**What you need to do**
Within the entries below, find the portion that opens with the line containing "Extract the structured" and closes with the line containing "What's the underlying". Retype that portion exactly and only.

**Provided records**

------------------------------

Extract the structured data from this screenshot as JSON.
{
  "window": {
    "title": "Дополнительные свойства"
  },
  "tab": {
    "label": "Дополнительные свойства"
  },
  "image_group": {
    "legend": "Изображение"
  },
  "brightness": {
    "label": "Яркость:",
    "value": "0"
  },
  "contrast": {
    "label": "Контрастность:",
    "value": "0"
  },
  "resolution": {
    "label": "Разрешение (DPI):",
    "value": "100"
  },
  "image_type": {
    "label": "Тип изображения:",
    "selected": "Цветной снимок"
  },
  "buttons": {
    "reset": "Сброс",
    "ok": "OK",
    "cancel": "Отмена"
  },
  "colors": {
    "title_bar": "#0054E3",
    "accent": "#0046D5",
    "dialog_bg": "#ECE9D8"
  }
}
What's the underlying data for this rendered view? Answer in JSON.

------------------------------

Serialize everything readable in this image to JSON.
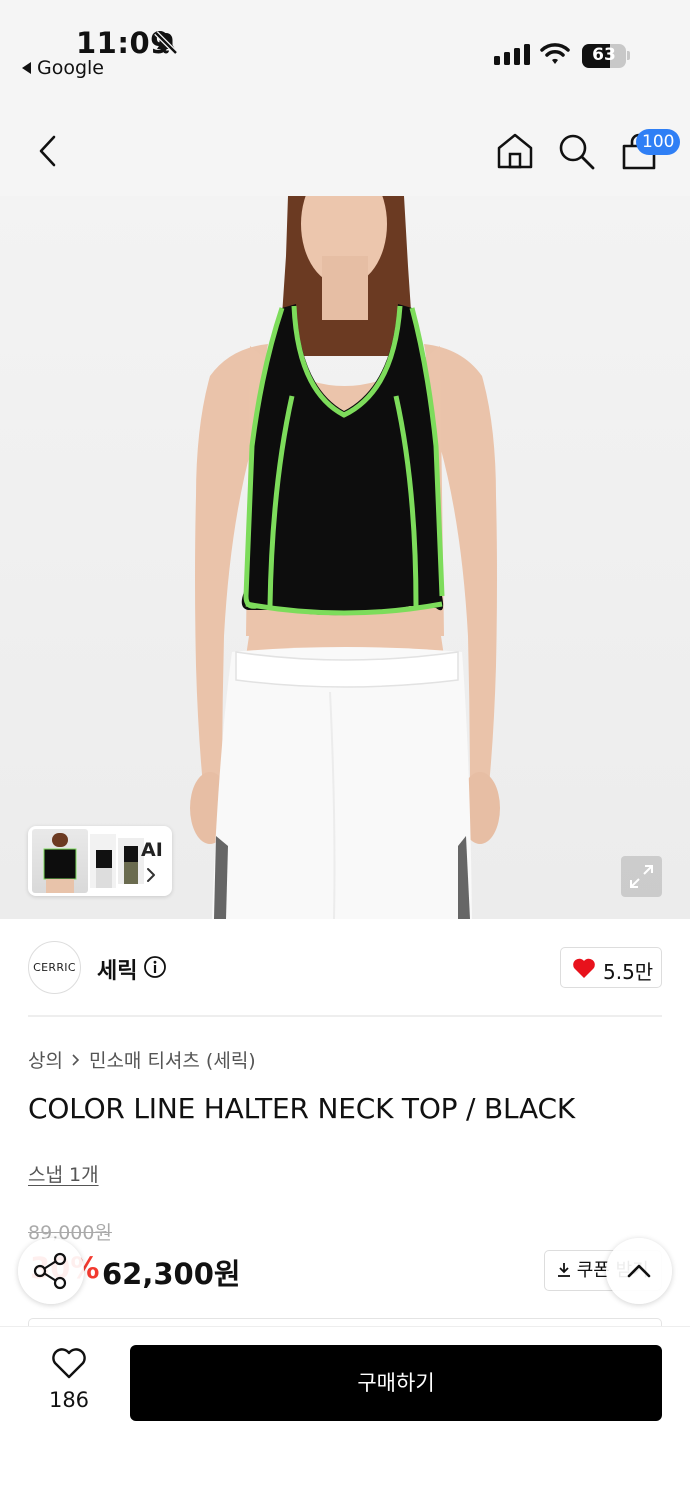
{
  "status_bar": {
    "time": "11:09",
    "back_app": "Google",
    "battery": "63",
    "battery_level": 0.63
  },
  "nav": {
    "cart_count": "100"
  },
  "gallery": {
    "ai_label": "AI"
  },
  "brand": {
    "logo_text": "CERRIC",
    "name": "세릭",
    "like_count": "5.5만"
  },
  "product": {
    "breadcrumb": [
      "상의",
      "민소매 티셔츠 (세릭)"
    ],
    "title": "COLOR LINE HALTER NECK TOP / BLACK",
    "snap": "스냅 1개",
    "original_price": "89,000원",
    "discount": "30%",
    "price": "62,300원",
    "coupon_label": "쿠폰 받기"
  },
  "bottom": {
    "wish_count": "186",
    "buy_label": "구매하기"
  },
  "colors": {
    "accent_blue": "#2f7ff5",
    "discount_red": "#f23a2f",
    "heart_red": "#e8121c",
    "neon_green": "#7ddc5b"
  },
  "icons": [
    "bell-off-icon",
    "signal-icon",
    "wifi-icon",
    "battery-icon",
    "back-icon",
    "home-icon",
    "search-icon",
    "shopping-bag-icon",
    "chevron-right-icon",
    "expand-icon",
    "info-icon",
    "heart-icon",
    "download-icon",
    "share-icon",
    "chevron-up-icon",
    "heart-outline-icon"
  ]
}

------------------------------

**Worked solution**
Extract the structured data from this screenshot as JSON.
{
  "window": {
    "title": "Дополнительные свойства"
  },
  "tab": {
    "label": "Дополнительные свойства"
  },
  "image_group": {
    "legend": "Изображение"
  },
  "brightness": {
    "label": "Яркость:",
    "value": "0"
  },
  "contrast": {
    "label": "Контрастность:",
    "value": "0"
  },
  "resolution": {
    "label": "Разрешение (DPI):",
    "value": "100"
  },
  "image_type": {
    "label": "Тип изображения:",
    "selected": "Цветной снимок"
  },
  "buttons": {
    "reset": "Сброс",
    "ok": "OK",
    "cancel": "Отмена"
  },
  "colors": {
    "title_bar": "#0054E3",
    "accent": "#0046D5",
    "dialog_bg": "#ECE9D8"
  }
}
What's the underlying data for this rendered view? Answer in JSON.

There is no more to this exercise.